_WHAT TO DO_
Say how many lines contain "panel"; the answer is the number alone.

Dataset items
━━━

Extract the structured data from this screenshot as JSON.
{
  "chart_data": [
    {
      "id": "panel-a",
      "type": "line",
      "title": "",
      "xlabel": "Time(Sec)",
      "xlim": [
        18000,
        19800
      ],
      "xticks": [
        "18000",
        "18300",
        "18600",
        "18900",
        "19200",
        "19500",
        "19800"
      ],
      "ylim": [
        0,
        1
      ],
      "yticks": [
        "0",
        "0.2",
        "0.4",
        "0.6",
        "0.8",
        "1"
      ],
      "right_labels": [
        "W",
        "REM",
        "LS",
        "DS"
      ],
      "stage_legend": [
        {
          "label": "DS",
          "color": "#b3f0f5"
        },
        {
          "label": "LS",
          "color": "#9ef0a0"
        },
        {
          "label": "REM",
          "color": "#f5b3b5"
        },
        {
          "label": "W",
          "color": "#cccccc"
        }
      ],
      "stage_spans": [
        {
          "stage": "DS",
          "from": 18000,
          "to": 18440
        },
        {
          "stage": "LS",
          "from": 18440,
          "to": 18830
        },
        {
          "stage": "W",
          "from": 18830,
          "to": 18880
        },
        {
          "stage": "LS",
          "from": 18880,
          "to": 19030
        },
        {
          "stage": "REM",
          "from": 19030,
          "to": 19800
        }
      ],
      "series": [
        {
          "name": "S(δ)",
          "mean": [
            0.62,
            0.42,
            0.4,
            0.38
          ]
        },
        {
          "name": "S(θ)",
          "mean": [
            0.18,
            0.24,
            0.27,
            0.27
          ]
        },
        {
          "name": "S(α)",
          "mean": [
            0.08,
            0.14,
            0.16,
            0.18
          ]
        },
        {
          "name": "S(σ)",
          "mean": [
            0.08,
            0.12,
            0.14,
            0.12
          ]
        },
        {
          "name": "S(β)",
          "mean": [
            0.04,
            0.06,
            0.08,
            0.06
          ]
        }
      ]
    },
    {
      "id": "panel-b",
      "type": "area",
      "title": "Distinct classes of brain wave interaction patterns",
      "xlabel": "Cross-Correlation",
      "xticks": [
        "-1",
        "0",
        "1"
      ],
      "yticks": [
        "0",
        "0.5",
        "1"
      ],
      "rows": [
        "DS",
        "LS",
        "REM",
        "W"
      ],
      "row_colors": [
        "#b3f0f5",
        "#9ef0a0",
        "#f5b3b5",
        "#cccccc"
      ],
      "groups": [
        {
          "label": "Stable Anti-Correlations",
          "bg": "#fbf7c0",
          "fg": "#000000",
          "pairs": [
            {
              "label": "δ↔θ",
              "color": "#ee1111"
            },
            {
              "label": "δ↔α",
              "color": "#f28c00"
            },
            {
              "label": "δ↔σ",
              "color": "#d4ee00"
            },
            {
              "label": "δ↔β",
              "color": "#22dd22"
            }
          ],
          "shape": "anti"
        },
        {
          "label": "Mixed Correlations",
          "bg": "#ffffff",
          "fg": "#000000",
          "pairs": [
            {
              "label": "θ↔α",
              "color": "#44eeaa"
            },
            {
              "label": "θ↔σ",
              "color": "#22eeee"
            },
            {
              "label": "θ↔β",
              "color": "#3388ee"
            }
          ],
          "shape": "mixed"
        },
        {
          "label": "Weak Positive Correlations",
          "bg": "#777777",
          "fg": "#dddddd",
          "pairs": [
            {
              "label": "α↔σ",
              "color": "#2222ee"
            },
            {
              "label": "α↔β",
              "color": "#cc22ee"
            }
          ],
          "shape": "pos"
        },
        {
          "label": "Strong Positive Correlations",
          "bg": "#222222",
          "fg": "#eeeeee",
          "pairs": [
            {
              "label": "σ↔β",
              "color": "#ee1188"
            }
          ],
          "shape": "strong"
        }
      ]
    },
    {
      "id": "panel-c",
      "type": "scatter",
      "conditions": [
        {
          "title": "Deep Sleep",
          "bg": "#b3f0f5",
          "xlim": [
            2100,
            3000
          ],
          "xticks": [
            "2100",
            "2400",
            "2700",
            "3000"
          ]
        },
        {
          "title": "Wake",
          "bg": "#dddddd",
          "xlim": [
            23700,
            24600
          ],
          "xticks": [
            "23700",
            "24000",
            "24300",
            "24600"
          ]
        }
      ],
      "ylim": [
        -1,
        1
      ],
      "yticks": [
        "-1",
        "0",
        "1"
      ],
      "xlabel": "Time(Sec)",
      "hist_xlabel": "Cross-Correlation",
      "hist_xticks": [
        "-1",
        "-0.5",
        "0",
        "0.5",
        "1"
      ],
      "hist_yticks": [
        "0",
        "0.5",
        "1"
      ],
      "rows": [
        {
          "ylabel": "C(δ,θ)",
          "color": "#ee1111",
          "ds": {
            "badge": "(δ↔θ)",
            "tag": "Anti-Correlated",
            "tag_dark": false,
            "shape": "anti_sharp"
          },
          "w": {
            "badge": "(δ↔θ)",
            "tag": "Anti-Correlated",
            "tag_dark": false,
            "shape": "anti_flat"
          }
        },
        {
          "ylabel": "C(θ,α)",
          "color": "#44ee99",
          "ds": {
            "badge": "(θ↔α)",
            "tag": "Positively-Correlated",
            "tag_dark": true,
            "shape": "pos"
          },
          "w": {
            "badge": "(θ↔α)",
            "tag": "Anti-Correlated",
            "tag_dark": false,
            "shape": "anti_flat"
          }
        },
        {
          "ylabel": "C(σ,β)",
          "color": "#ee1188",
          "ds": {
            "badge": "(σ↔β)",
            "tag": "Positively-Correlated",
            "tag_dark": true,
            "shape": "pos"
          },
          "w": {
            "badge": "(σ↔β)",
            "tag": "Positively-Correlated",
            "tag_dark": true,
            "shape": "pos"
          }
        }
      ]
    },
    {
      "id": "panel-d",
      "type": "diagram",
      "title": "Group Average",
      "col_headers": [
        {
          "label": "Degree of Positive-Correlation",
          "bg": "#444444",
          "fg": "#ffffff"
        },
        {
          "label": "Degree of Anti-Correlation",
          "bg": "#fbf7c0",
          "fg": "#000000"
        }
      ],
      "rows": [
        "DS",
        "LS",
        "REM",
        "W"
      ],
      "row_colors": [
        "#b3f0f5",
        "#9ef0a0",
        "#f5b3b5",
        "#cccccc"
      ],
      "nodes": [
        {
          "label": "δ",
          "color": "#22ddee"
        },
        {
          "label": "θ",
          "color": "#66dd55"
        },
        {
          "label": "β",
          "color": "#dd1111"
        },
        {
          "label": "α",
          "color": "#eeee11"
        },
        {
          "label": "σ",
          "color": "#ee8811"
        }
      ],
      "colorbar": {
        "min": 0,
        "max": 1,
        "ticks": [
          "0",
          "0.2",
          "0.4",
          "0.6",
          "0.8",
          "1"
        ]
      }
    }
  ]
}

━━━

_FULL SOLUTION_
4